§ **DOCUMENT SECTION**:
This courtesy rendering shows a southwest-facing view of the PCH/Golden Lantern mixed-use project approved by the Dana Point Planning Commission on Monday.

By Andrea Swayne

A main street corner in the Town Center/Lantern District is one step closer to a new mixed-use development after receiving a unanimous thumbs-up from the Dana Point Planning Commission on Monday.

The 34175 Pacific Coast Highway development, at the corner of PCH and Golden Lantern, will be built on the land now occupied by Union Bank and will consist of 8,730 square feet of commercial space at ground level, three levels of subterranean parking and 39 residential units in the second and third stories.

The development was first introduced to the public at a Planning Commission study session on Sept. 8, 2014 and, according to the staff report, the project approved Monday was nearly identical to the developer’s initial presentation.

The project owner, M&A Gabaee, LP, was represented at the meeting by George Ray of GTR Property Development and Michael Bond of the architect, landscape and urban design firm, Studio One Eleven, who presented the project plans and fielded commissioners’ questions.

According to the staff report, the plan, as an “in-fill development project” is exempt from the California Environmental Quality Act, or CEQA, environmental impact review requirements.

Residential units will include seven studios, 24 one-bedrooms, four two-bedrooms, and four two-bedroom two-level townhomes.

§ **PROBLEMS AND TASKS**:
A) Answer these from the article on the PCH/Golden Lantern project, please:
(i) How many residential units will the development have?
(ii) Who represented the project owner at the meeting?
(iii) On what date was the development first introduced to the public?
B) Extend the article on the PCH/Golden Lantern project, picking up right after its final sentence.

§ **ITEMS**:
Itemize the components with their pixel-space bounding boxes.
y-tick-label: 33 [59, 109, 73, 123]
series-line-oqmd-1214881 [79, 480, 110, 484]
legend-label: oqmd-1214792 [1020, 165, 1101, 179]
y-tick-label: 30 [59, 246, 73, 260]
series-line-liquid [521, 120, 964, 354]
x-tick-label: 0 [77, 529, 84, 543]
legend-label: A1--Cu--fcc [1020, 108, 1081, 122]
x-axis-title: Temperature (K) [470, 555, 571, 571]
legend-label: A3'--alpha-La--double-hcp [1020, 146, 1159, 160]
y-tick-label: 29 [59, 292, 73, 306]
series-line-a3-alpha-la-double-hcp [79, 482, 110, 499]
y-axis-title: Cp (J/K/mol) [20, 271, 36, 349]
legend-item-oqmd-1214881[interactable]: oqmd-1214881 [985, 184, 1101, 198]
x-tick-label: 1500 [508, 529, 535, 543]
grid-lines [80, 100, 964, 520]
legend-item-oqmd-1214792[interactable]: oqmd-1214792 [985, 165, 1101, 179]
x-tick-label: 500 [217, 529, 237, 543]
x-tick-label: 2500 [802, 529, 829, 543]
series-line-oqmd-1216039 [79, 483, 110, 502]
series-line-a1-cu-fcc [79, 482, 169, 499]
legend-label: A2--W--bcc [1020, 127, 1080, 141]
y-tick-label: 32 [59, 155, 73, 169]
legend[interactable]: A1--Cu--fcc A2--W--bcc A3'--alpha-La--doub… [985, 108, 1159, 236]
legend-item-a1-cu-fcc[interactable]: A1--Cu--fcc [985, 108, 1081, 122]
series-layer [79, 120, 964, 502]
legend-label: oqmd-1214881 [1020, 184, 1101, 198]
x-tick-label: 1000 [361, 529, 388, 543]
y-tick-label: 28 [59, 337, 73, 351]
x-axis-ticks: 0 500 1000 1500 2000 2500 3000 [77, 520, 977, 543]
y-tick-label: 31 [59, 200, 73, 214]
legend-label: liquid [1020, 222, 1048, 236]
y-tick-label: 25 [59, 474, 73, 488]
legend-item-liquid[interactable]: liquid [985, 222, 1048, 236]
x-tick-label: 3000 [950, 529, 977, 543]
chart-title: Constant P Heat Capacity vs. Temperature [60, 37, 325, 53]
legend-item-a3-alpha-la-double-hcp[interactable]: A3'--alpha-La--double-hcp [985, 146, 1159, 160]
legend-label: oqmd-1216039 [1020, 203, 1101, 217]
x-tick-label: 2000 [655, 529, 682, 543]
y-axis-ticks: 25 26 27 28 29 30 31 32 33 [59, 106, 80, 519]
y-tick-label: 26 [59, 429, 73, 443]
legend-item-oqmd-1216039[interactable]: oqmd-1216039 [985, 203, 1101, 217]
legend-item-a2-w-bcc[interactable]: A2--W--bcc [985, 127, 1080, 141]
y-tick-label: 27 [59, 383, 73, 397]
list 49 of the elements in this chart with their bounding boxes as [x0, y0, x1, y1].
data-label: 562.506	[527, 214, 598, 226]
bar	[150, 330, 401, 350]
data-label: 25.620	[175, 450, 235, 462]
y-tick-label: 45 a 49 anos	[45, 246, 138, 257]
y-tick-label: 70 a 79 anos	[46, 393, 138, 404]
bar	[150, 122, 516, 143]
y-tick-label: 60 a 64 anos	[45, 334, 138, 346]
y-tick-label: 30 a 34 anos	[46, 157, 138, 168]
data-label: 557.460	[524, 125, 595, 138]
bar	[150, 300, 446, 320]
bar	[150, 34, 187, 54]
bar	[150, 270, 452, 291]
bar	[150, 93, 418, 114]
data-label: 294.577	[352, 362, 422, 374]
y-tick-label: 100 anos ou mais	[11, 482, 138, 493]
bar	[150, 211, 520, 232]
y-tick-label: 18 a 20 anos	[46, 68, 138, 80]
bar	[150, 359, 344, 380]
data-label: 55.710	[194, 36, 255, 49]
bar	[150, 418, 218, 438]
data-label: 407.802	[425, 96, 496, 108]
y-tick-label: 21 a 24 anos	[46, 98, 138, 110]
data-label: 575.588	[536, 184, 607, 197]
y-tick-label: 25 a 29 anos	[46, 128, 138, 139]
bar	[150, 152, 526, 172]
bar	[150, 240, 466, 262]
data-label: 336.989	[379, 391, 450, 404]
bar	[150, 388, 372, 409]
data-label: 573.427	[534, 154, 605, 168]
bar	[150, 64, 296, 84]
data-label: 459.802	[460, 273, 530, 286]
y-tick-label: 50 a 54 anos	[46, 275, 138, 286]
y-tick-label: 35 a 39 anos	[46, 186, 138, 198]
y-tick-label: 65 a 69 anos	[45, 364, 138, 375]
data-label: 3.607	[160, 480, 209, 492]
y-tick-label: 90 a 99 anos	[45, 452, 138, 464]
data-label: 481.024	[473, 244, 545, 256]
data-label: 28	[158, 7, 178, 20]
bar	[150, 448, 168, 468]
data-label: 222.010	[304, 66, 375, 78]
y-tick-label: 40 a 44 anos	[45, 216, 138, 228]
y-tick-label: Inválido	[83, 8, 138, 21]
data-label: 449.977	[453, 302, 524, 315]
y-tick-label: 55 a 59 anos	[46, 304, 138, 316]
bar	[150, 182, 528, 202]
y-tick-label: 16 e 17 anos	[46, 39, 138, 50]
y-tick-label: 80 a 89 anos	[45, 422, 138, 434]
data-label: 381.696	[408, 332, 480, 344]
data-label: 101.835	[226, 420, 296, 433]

§ **ANSWERS IN ORDER**:
A)
(i) 39 residential units.
(ii) George Ray of GTR Property Development and Michael Bond of Studio One Eleven.
(iii) Sept. 8, 2014, at a Planning Commission study session.

B)
The maximum height of the project is set at 40 feet. In compliance with set building standards, rooftop heating and air conditioning condensers and surrounding screens to hide them are allowed to project above the rooftop by 36 inches, 6 inches under the set 42-inch limit. An enclosed stairway providing roof access for maintenance will extend 4.5 feet above surrounding parapets. The project does not include rooftop decks or rooftop elevator access.

The project’s parking plan complies with the city’s currently adopted parking code.

This courtesy rendering shows a northwest-facing view of the PCH/Golden Lantern mixed-use project approved by the Dana Point Planning Commission on Monday.
This courtesy rendering shows a northwest-facing view of the PCH/Golden Lantern mixed-use project approved by the Dana Point Planning Commission on Monday.

City Council’s recently approved parking plan amendment—which has yet to be certified by the California Coastal Commission—was not applied to this project.

With a total of 65 residential spaces and 40 commercial spaces, the project is over-parked, at five more spaces than required by the current code. Parking for studios and one-bedrooms is figured at 1.7 spaces per unit and two-bedrooms are figured at 2.2 spaces per unit.

“If the Coastal Commission approves the proposed parking plan amendment, there will be no effect on this project,” said Ursula Luna-Reynosa, the city’s community development director at the meeting. “If the Coastal Commission does not approve it, then the current parking plan stands.”

Residential and commercial spaces, all contained within the plan’s three levels of underground garage, will be separated via a mechanical gate.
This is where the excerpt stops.